▸ INSTRUCTIONS TO FOLLOW: Without the pictures, reproduce the records that follow exactly.
○ ○ ○ ○ ○ ○ ○
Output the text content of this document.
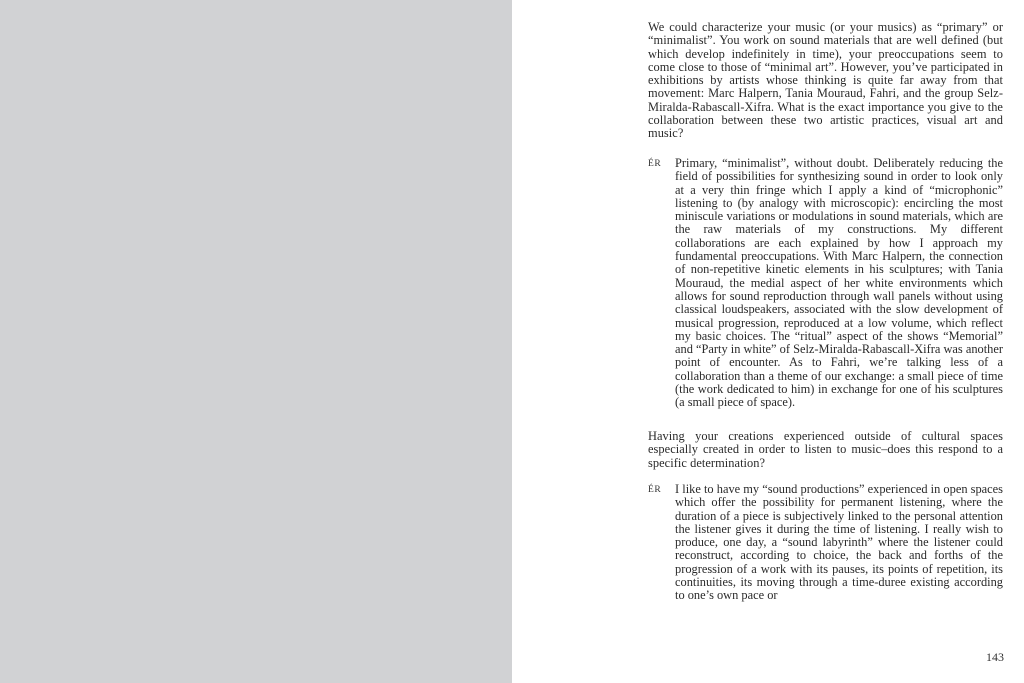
We could characterize your music (or your musics) as “primary” or “minimalist”. You work on sound materials that are well defined (but which develop indefinitely in time), your preoccupations seem to come close to those of “minimal art”. However, you’ve participated in exhibitions by artists whose thinking is quite far away from that movement: Marc Halpern, Tania Mouraud, Fahri, and the group Selz-Miralda-Rabascall-Xifra. What is the exact importance you give to the collaboration between these two artistic practices, visual art and music?

ÉR Primary, “minimalist”, without doubt. Deliberately reducing the field of possibilities for synthesizing sound in order to look only at a very thin fringe which I apply a kind of “microphonic” listening to (by analogy with microscopic): encircling the most miniscule variations or modulations in sound materials, which are the raw materials of my constructions. My different collaborations are each explained by how I approach my fundamental preoccupations. With Marc Halpern, the connection of non-repetitive kinetic elements in his sculptures; with Tania Mouraud, the medial aspect of her white environments which allows for sound reproduction through wall panels without using classical loudspeakers, associated with the slow development of musical progression, reproduced at a low volume, which reflect my basic choices. The “ritual” aspect of the shows “Memorial” and “Party in white” of Selz-Miralda-Rabascall-Xifra was another point of encounter. As to Fahri, we’re talking less of a collaboration than a theme of our exchange: a small piece of time (the work dedicated to him) in exchange for one of his sculptures (a small piece of space).

Having your creations experienced outside of cultural spaces especially created in order to listen to music–does this respond to a specific determination?

ÉR I like to have my “sound productions” experienced in open spaces which offer the possibility for permanent listening, where the duration of a piece is subjectively linked to the personal attention the listener gives it during the time of listening. I really wish to produce, one day, a “sound labyrinth” where the listener could reconstruct, according to choice, the back and forths of the progression of a work with its pauses, its points of repetition, its continuities, its moving through a time-duree existing according to one’s own pace or

143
○ ○ ○ ○ ○ ○ ○
▸ SOLVED EXERCISE:
Output the text content of this document.
We could characterize your music (or your musics) as “primary” or “minimalist”. You work on sound materials that are well defined (but which develop indefinitely in time), your preoccupations seem to come close to those of “minimal art”. However, you’ve participated in exhibitions by artists whose thinking is quite far away from that movement: Marc Halpern, Tania Mouraud, Fahri, and the group Selz-Miralda-Rabascall-Xifra. What is the exact importance you give to the collaboration between these two artistic practices, visual art and music?

ÉR Primary, “minimalist”, without doubt. Deliberately reducing the field of possibilities for synthesizing sound in order to look only at a very thin fringe which I apply a kind of “microphonic” listening to (by analogy with microscopic): encircling the most miniscule variations or modulations in sound materials, which are the raw materials of my constructions. My different collaborations are each explained by how I approach my fundamental preoccupations. With Marc Halpern, the connection of non-repetitive kinetic elements in his sculptures; with Tania Mouraud, the medial aspect of her white environments which allows for sound reproduction through wall panels without using classical loudspeakers, associated with the slow development of musical progression, reproduced at a low volume, which reflect my basic choices. The “ritual” aspect of the shows “Memorial” and “Party in white” of Selz-Miralda-Rabascall-Xifra was another point of encounter. As to Fahri, we’re talking less of a collaboration than a theme of our exchange: a small piece of time (the work dedicated to him) in exchange for one of his sculptures (a small piece of space).

Having your creations experienced outside of cultural spaces especially created in order to listen to music–does this respond to a specific determination?

ÉR I like to have my “sound productions” experienced in open spaces which offer the possibility for permanent listening, where the duration of a piece is subjectively linked to the personal attention the listener gives it during the time of listening. I really wish to produce, one day, a “sound labyrinth” where the listener could reconstruct, according to choice, the back and forths of the progression of a work with its pauses, its points of repetition, its continuities, its moving through a time-duree existing according to one’s own pace or

143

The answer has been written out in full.